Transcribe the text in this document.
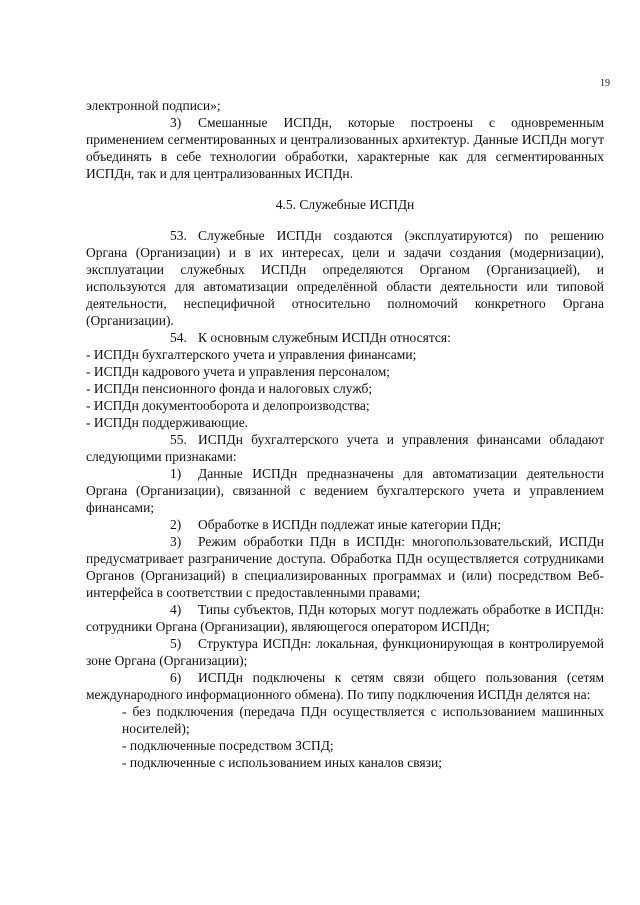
19

электронной подписи»;

3) Смешанные ИСПДн, которые построены с одновременным применением сегментированных и централизованных архитектур. Данные ИСПДн могут объединять в себе технологии обработки, характерные как для сегментированных ИСПДн, так и для централизованных ИСПДн.

4.5. Служебные ИСПДн

53. Служебные ИСПДн создаются (эксплуатируются) по решению Органа (Организации) и в их интересах, цели и задачи создания (модернизации), эксплуатации служебных ИСПДн определяются Органом (Организацией), и используются для автоматизации определённой области деятельности или типовой деятельности, неспецифичной относительно полномочий конкретного Органа (Организации).

54. К основным служебным ИСПДн относятся:

- ИСПДн бухгалтерского учета и управления финансами;

- ИСПДн кадрового учета и управления персоналом;

- ИСПДн пенсионного фонда и налоговых служб;

- ИСПДн документооборота и делопроизводства;

- ИСПДн поддерживающие.

55. ИСПДн бухгалтерского учета и управления финансами обладают следующими признаками:

1) Данные ИСПДн предназначены для автоматизации деятельности Органа (Организации), связанной с ведением бухгалтерского учета и управлением финансами;

2) Обработке в ИСПДн подлежат иные категории ПДн;

3) Режим обработки ПДн в ИСПДн: многопользовательский, ИСПДн предусматривает разграничение доступа. Обработка ПДн осуществляется сотрудниками Органов (Организаций) в специализированных программах и (или) посредством Веб-интерфейса в соответствии с предоставленными правами;

4) Типы субъектов, ПДн которых могут подлежать обработке в ИСПДн: сотрудники Органа (Организации), являющегося оператором ИСПДн;

5) Структура ИСПДн: локальная, функционирующая в контролируемой зоне Органа (Организации);

6) ИСПДн подключены к сетям связи общего пользования (сетям международного информационного обмена). По типу подключения ИСПДн делятся на:

- без подключения (передача ПДн осуществляется с использованием машинных носителей);

- подключенные посредством ЗСПД;

- подключенные с использованием иных каналов связи;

☆ ☆ ☆ ☆

Work to complete — Collect each line above holding the string "финансами".

Answer in full —
- ИСПДн бухгалтерского учета и управления финансами;
55. ИСПДн бухгалтерского учета и управления финансами обладают следующими признаками:
1) Данные ИСПДн предназначены для автоматизации деятельности Органа (Организации), связанной с ведением бухгалтерского учета и управлением финансами;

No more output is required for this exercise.